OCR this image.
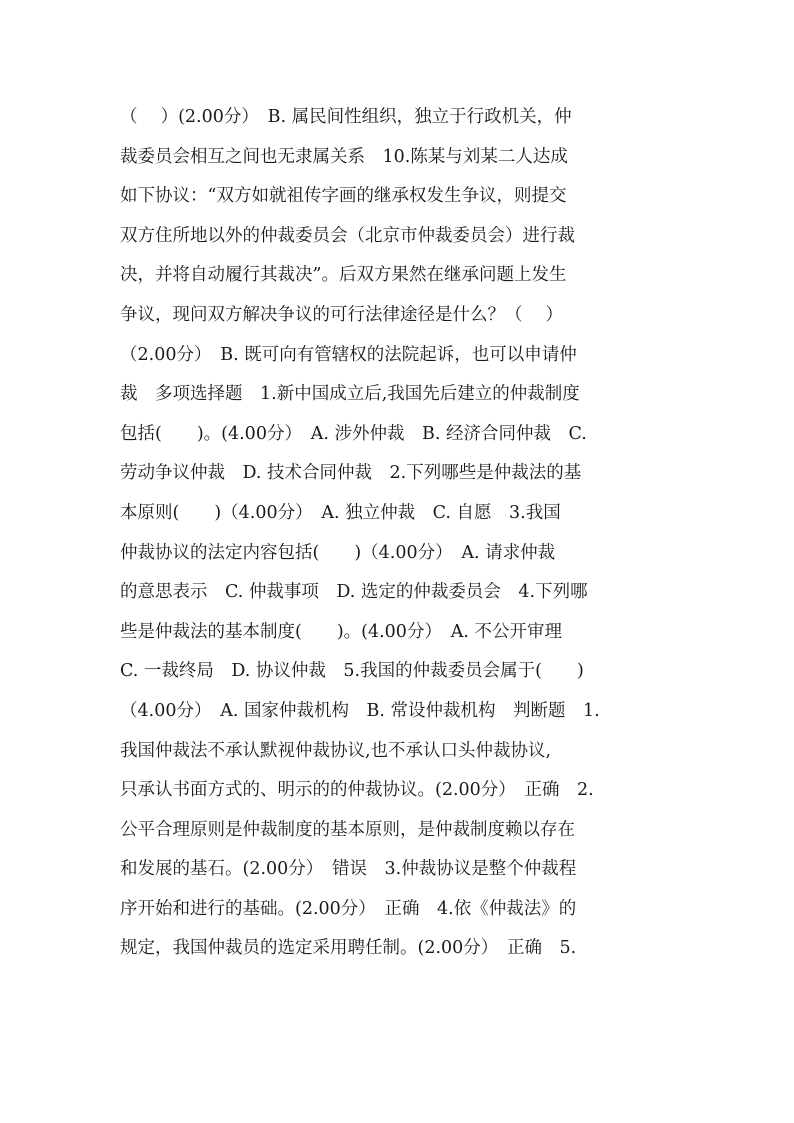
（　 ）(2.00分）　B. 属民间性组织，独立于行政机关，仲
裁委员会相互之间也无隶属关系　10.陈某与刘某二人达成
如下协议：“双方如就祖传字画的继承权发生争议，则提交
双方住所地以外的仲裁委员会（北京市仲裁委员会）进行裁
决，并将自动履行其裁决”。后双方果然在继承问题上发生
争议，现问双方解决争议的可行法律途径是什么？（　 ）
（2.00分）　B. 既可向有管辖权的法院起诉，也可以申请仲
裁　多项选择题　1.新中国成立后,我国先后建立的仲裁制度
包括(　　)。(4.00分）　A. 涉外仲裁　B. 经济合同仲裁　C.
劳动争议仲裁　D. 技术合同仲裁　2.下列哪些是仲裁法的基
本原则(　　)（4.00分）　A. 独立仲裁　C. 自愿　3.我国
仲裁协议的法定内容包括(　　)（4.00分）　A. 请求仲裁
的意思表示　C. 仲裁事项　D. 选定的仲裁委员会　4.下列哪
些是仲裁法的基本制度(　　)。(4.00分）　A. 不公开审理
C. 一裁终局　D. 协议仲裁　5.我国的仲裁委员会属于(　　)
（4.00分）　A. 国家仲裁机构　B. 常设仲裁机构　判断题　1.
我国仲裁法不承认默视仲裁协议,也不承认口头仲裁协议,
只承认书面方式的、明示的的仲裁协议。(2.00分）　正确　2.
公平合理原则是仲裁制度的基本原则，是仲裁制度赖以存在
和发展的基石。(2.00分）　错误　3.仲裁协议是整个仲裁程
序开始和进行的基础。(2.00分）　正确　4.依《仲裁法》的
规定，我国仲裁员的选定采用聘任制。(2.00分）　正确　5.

==============================

TASK INSTRUCTIONS:
Working from the lines above, reproduce the material exactly and exclude its pictures.

REPLY:
OCR this image.
（　 ）(2.00分）　B. 属民间性组织，独立于行政机关，仲
裁委员会相互之间也无隶属关系　10.陈某与刘某二人达成
如下协议：“双方如就祖传字画的继承权发生争议，则提交
双方住所地以外的仲裁委员会（北京市仲裁委员会）进行裁
决，并将自动履行其裁决”。后双方果然在继承问题上发生
争议，现问双方解决争议的可行法律途径是什么？（　 ）
（2.00分）　B. 既可向有管辖权的法院起诉，也可以申请仲
裁　多项选择题　1.新中国成立后,我国先后建立的仲裁制度
包括(　　)。(4.00分）　A. 涉外仲裁　B. 经济合同仲裁　C.
劳动争议仲裁　D. 技术合同仲裁　2.下列哪些是仲裁法的基
本原则(　　)（4.00分）　A. 独立仲裁　C. 自愿　3.我国
仲裁协议的法定内容包括(　　)（4.00分）　A. 请求仲裁
的意思表示　C. 仲裁事项　D. 选定的仲裁委员会　4.下列哪
些是仲裁法的基本制度(　　)。(4.00分）　A. 不公开审理
C. 一裁终局　D. 协议仲裁　5.我国的仲裁委员会属于(　　)
（4.00分）　A. 国家仲裁机构　B. 常设仲裁机构　判断题　1.
我国仲裁法不承认默视仲裁协议,也不承认口头仲裁协议,
只承认书面方式的、明示的的仲裁协议。(2.00分）　正确　2.
公平合理原则是仲裁制度的基本原则，是仲裁制度赖以存在
和发展的基石。(2.00分）　错误　3.仲裁协议是整个仲裁程
序开始和进行的基础。(2.00分）　正确　4.依《仲裁法》的
规定，我国仲裁员的选定采用聘任制。(2.00分）　正确　5.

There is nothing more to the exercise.